• _TASK PROMPT_
Work out how many lines include "Other" and answer with that number only.

(Figure content listings)
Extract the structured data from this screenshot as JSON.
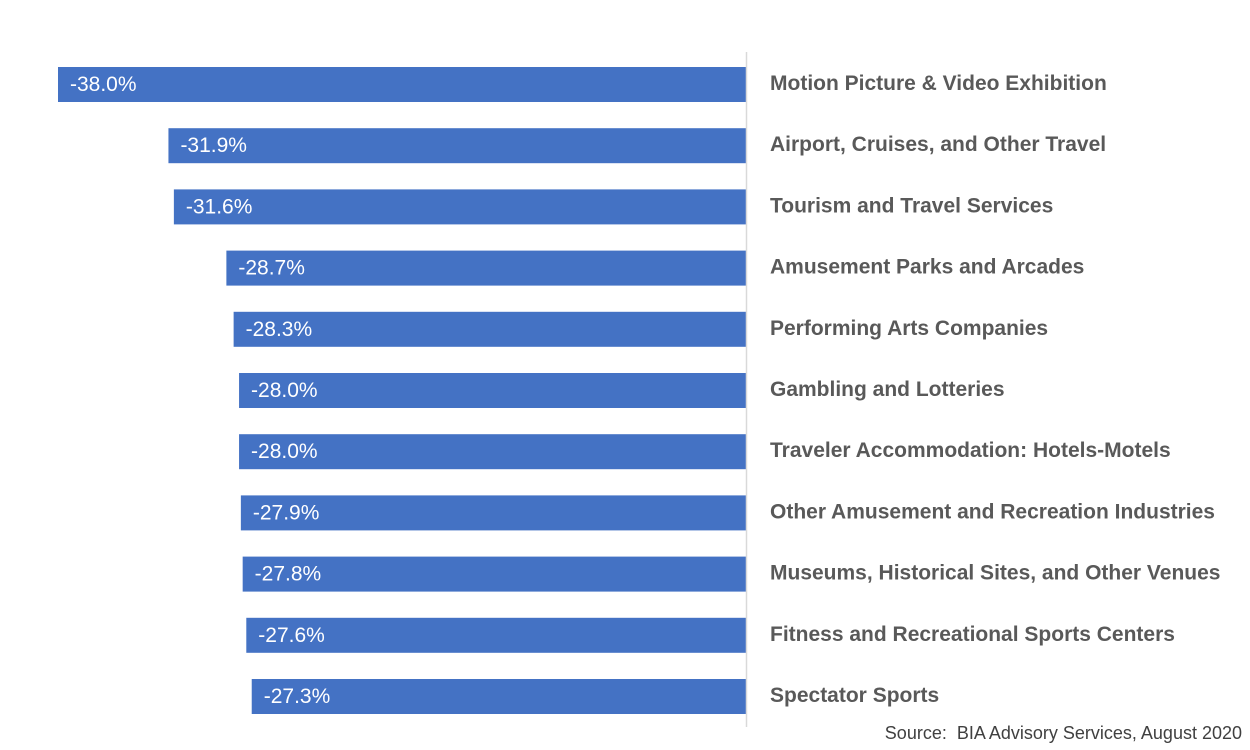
{
  "chart_data": {
    "type": "bar",
    "orientation": "horizontal",
    "categories": [
      "Motion Picture & Video Exhibition",
      "Airport, Cruises, and Other Travel",
      "Tourism and Travel Services",
      "Amusement Parks and Arcades",
      "Performing Arts Companies",
      "Gambling and Lotteries",
      "Traveler Accommodation: Hotels-Motels",
      "Other Amusement and Recreation Industries",
      "Museums, Historical Sites, and Other Venues",
      "Fitness and Recreational Sports Centers",
      "Spectator Sports"
    ],
    "values": [
      -38.0,
      -31.9,
      -31.6,
      -28.7,
      -28.3,
      -28.0,
      -28.0,
      -27.9,
      -27.8,
      -27.6,
      -27.3
    ],
    "value_labels": [
      "-38.0%",
      "-31.9%",
      "-31.6%",
      "-28.7%",
      "-28.3%",
      "-28.0%",
      "-28.0%",
      "-27.9%",
      "-27.8%",
      "-27.6%",
      "-27.3%"
    ],
    "unit": "%",
    "xlim": [
      -38.0,
      0
    ],
    "grid": false,
    "legend": "none",
    "bar_color": "#4472C4",
    "axis_color": "#D9D9D9"
  },
  "source": "Source:  BIA Advisory Services, August 2020"
}
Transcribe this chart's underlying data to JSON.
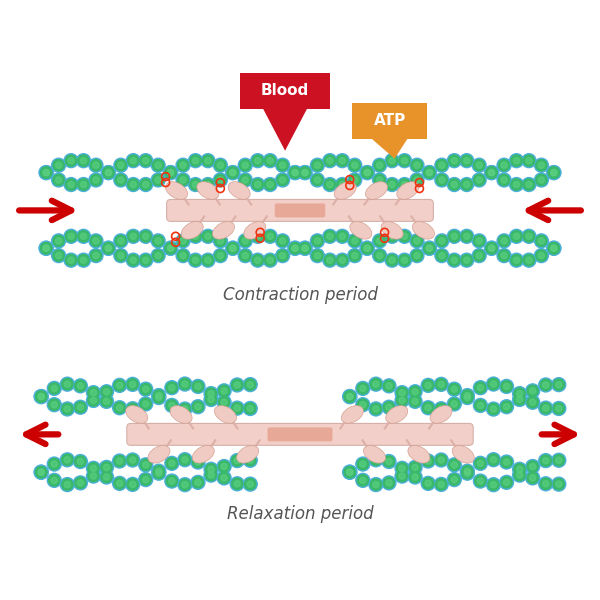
{
  "title_top": "Contraction period",
  "title_bottom": "Relaxation period",
  "title_color": "#555555",
  "title_fontsize": 12,
  "bg_color": "#ffffff",
  "blood_label": "Blood",
  "atp_label": "ATP",
  "blood_bg": "#cc1122",
  "atp_bg": "#e8922a",
  "label_text_color": "#ffffff",
  "arrow_color": "#cc0000",
  "myosin_body_color": "#f2cfc8",
  "myosin_head_color": "#f0cbc4",
  "myosin_center_color": "#e8a898",
  "actin_blue": "#4ab0d8",
  "actin_green_outer": "#3ab86a",
  "actin_green_inner": "#5dd080",
  "small_red_color": "#ee3311",
  "small_red_ring": "#ee3311"
}
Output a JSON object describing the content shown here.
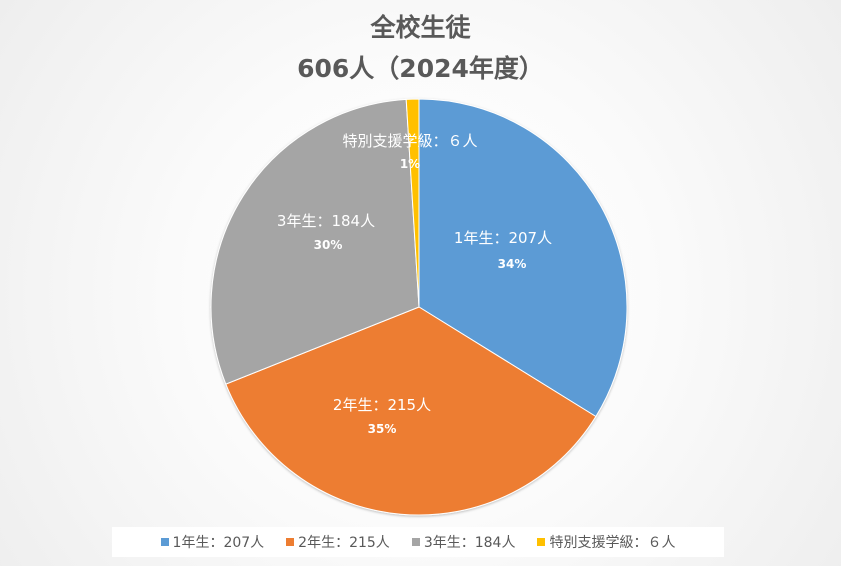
{
  "chart_data": {
    "type": "pie",
    "title": [
      "全校生徒",
      "606人（2024年度）"
    ],
    "categories": [
      "1年生：207人",
      "2年生：215人",
      "3年生：184人",
      "特別支援学級：６人"
    ],
    "values": [
      207,
      215,
      184,
      6
    ],
    "percent_labels": [
      "34%",
      "35%",
      "30%",
      "1%"
    ],
    "colors": [
      "#5b9bd5",
      "#ed7d31",
      "#a5a5a5",
      "#ffc000"
    ],
    "legend_position": "bottom"
  }
}
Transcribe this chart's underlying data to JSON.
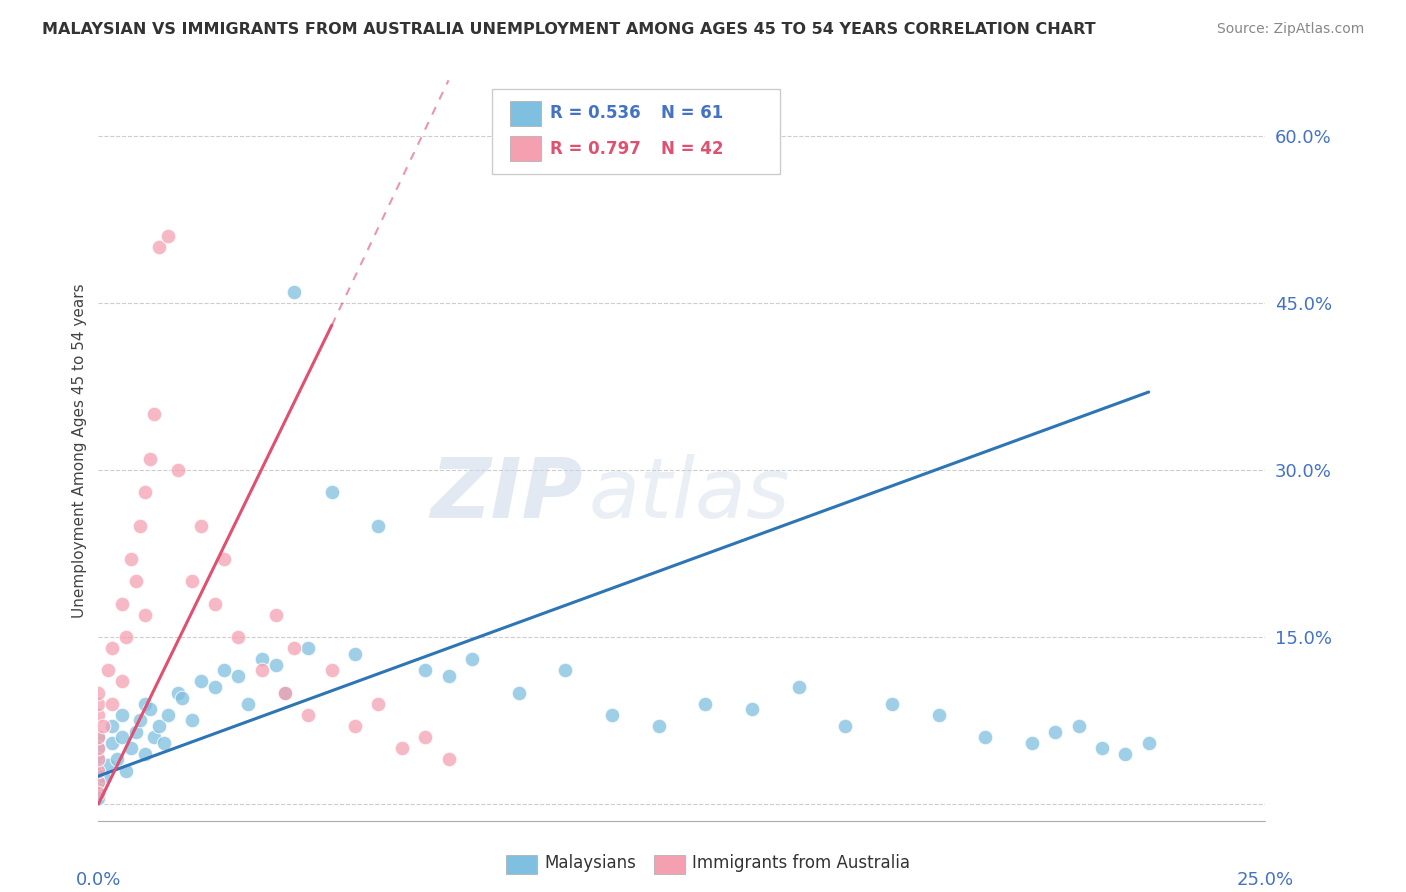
{
  "title": "MALAYSIAN VS IMMIGRANTS FROM AUSTRALIA UNEMPLOYMENT AMONG AGES 45 TO 54 YEARS CORRELATION CHART",
  "source": "Source: ZipAtlas.com",
  "ylabel": "Unemployment Among Ages 45 to 54 years",
  "xlim": [
    0.0,
    25.0
  ],
  "ylim": [
    -1.5,
    65.0
  ],
  "yticks": [
    0,
    15.0,
    30.0,
    45.0,
    60.0
  ],
  "ytick_labels": [
    "",
    "15.0%",
    "30.0%",
    "45.0%",
    "60.0%"
  ],
  "color_malaysian": "#7fbfdf",
  "color_immigrant": "#f4a0b0",
  "color_line_malaysian": "#2e75b6",
  "color_line_immigrant": "#e05070",
  "watermark_zip": "ZIP",
  "watermark_atlas": "atlas",
  "malaysian_x": [
    0.0,
    0.0,
    0.0,
    0.0,
    0.0,
    0.0,
    0.0,
    0.1,
    0.2,
    0.3,
    0.3,
    0.4,
    0.5,
    0.5,
    0.6,
    0.7,
    0.8,
    0.9,
    1.0,
    1.0,
    1.1,
    1.2,
    1.3,
    1.4,
    1.5,
    1.7,
    1.8,
    2.0,
    2.2,
    2.5,
    2.7,
    3.0,
    3.2,
    3.5,
    3.8,
    4.0,
    4.2,
    4.5,
    5.0,
    5.5,
    6.0,
    7.0,
    7.5,
    8.0,
    9.0,
    10.0,
    11.0,
    12.0,
    13.0,
    14.0,
    15.0,
    16.0,
    17.0,
    18.0,
    19.0,
    20.0,
    20.5,
    21.0,
    21.5,
    22.0,
    22.5
  ],
  "malaysian_y": [
    1.0,
    2.0,
    3.0,
    4.0,
    5.0,
    6.0,
    0.5,
    2.5,
    3.5,
    5.5,
    7.0,
    4.0,
    6.0,
    8.0,
    3.0,
    5.0,
    6.5,
    7.5,
    4.5,
    9.0,
    8.5,
    6.0,
    7.0,
    5.5,
    8.0,
    10.0,
    9.5,
    7.5,
    11.0,
    10.5,
    12.0,
    11.5,
    9.0,
    13.0,
    12.5,
    10.0,
    46.0,
    14.0,
    28.0,
    13.5,
    25.0,
    12.0,
    11.5,
    13.0,
    10.0,
    12.0,
    8.0,
    7.0,
    9.0,
    8.5,
    10.5,
    7.0,
    9.0,
    8.0,
    6.0,
    5.5,
    6.5,
    7.0,
    5.0,
    4.5,
    5.5
  ],
  "immigrant_x": [
    0.0,
    0.0,
    0.0,
    0.0,
    0.0,
    0.0,
    0.0,
    0.0,
    0.0,
    0.1,
    0.2,
    0.3,
    0.3,
    0.5,
    0.5,
    0.6,
    0.7,
    0.8,
    0.9,
    1.0,
    1.0,
    1.1,
    1.2,
    1.3,
    1.5,
    1.7,
    2.0,
    2.2,
    2.5,
    2.7,
    3.0,
    3.5,
    3.8,
    4.0,
    4.2,
    4.5,
    5.0,
    5.5,
    6.0,
    6.5,
    7.0,
    7.5
  ],
  "immigrant_y": [
    2.0,
    3.0,
    4.0,
    5.0,
    6.0,
    8.0,
    9.0,
    10.0,
    1.0,
    7.0,
    12.0,
    9.0,
    14.0,
    11.0,
    18.0,
    15.0,
    22.0,
    20.0,
    25.0,
    17.0,
    28.0,
    31.0,
    35.0,
    50.0,
    51.0,
    30.0,
    20.0,
    25.0,
    18.0,
    22.0,
    15.0,
    12.0,
    17.0,
    10.0,
    14.0,
    8.0,
    12.0,
    7.0,
    9.0,
    5.0,
    6.0,
    4.0
  ],
  "line_mal_x0": 0.0,
  "line_mal_y0": 2.5,
  "line_mal_x1": 22.5,
  "line_mal_y1": 37.0,
  "line_imm_x0": 0.0,
  "line_imm_y0": 0.0,
  "line_imm_x1": 5.0,
  "line_imm_y1": 43.0,
  "line_imm_dash_x0": 5.0,
  "line_imm_dash_y0": 43.0,
  "line_imm_dash_x1": 7.5,
  "line_imm_dash_y1": 65.0
}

• _ANSWER IN FULL_
3